## START

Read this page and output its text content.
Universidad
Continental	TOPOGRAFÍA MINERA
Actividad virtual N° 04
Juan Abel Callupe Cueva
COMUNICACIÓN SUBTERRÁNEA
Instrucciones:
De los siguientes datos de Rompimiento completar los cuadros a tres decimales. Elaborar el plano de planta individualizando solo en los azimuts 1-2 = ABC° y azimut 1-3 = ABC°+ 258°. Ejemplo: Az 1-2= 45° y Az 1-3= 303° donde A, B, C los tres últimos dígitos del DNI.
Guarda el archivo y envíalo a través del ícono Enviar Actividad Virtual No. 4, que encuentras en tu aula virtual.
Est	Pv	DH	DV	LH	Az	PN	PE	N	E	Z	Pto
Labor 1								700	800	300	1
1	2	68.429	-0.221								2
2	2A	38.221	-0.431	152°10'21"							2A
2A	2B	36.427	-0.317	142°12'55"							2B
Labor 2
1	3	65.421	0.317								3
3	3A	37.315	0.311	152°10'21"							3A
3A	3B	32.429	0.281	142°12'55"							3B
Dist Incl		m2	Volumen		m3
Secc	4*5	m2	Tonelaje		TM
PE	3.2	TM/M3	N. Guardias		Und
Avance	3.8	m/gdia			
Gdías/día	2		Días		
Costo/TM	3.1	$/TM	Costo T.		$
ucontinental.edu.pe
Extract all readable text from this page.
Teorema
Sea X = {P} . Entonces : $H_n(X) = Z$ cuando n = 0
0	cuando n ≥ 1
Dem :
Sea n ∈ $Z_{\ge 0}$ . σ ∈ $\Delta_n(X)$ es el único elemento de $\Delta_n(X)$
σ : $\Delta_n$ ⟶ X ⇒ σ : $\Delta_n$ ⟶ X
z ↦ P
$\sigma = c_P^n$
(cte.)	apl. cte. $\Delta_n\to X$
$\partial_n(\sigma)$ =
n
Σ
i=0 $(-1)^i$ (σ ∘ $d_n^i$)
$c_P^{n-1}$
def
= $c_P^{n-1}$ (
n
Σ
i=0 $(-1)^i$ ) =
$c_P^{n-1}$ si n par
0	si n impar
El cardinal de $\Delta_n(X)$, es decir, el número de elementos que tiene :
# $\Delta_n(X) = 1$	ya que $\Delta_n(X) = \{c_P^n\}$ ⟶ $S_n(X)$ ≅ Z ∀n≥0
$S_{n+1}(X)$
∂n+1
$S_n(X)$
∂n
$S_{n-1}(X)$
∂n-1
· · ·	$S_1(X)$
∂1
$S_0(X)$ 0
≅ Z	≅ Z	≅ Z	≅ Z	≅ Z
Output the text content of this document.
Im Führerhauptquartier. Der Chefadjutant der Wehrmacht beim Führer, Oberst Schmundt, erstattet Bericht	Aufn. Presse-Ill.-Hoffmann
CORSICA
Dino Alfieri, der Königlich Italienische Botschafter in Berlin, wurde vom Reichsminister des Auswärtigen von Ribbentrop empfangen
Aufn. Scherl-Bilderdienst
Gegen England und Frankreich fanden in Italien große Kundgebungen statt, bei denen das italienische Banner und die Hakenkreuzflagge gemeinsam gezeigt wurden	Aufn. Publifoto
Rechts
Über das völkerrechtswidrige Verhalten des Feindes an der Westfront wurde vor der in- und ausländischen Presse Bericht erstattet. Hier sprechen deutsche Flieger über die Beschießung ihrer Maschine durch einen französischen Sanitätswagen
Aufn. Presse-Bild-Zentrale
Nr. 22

## END

▶ [REQUIREMENT]
Reproduce the material verbatim, line by line.

▶ [REPLY]
Read this page and output its text content.
Universidad
Continental	TOPOGRAFÍA MINERA
Actividad virtual N° 04
Juan Abel Callupe Cueva
COMUNICACIÓN SUBTERRÁNEA
Instrucciones:
De los siguientes datos de Rompimiento completar los cuadros a tres decimales. Elaborar el plano de planta individualizando solo en los azimuts 1-2 = ABC° y azimut 1-3 = ABC°+ 258°. Ejemplo: Az 1-2= 45° y Az 1-3= 303° donde A, B, C los tres últimos dígitos del DNI.
Guarda el archivo y envíalo a través del ícono Enviar Actividad Virtual No. 4, que encuentras en tu aula virtual.
Est	Pv	DH	DV	LH	Az	PN	PE	N	E	Z	Pto
Labor 1								700	800	300	1
1	2	68.429	-0.221								2
2	2A	38.221	-0.431	152°10'21"							2A
2A	2B	36.427	-0.317	142°12'55"							2B
Labor 2
1	3	65.421	0.317								3
3	3A	37.315	0.311	152°10'21"							3A
3A	3B	32.429	0.281	142°12'55"							3B
Dist Incl		m2	Volumen		m3
Secc	4*5	m2	Tonelaje		TM
PE	3.2	TM/M3	N. Guardias		Und
Avance	3.8	m/gdia			
Gdías/día	2		Días		
Costo/TM	3.1	$/TM	Costo T.		$
ucontinental.edu.pe
Extract all readable text from this page.
Teorema
Sea X = {P} . Entonces : $H_n(X) = Z$ cuando n = 0
0	cuando n ≥ 1
Dem :
Sea n ∈ $Z_{\ge 0}$ . σ ∈ $\Delta_n(X)$ es el único elemento de $\Delta_n(X)$
σ : $\Delta_n$ ⟶ X ⇒ σ : $\Delta_n$ ⟶ X
z ↦ P
$\sigma = c_P^n$
(cte.)	apl. cte. $\Delta_n\to X$
$\partial_n(\sigma)$ =
n
Σ
i=0 $(-1)^i$ (σ ∘ $d_n^i$)
$c_P^{n-1}$
def
= $c_P^{n-1}$ (
n
Σ
i=0 $(-1)^i$ ) =
$c_P^{n-1}$ si n par
0	si n impar
El cardinal de $\Delta_n(X)$, es decir, el número de elementos que tiene :
# $\Delta_n(X) = 1$	ya que $\Delta_n(X) = \{c_P^n\}$ ⟶ $S_n(X)$ ≅ Z ∀n≥0
$S_{n+1}(X)$
∂n+1
$S_n(X)$
∂n
$S_{n-1}(X)$
∂n-1
· · ·	$S_1(X)$
∂1
$S_0(X)$ 0
≅ Z	≅ Z	≅ Z	≅ Z	≅ Z
Output the text content of this document.
Im Führerhauptquartier. Der Chefadjutant der Wehrmacht beim Führer, Oberst Schmundt, erstattet Bericht	Aufn. Presse-Ill.-Hoffmann
CORSICA
Dino Alfieri, der Königlich Italienische Botschafter in Berlin, wurde vom Reichsminister des Auswärtigen von Ribbentrop empfangen
Aufn. Scherl-Bilderdienst
Gegen England und Frankreich fanden in Italien große Kundgebungen statt, bei denen das italienische Banner und die Hakenkreuzflagge gemeinsam gezeigt wurden	Aufn. Publifoto
Rechts
Über das völkerrechtswidrige Verhalten des Feindes an der Westfront wurde vor der in- und ausländischen Presse Bericht erstattet. Hier sprechen deutsche Flieger über die Beschießung ihrer Maschine durch einen französischen Sanitätswagen
Aufn. Presse-Bild-Zentrale
Nr. 22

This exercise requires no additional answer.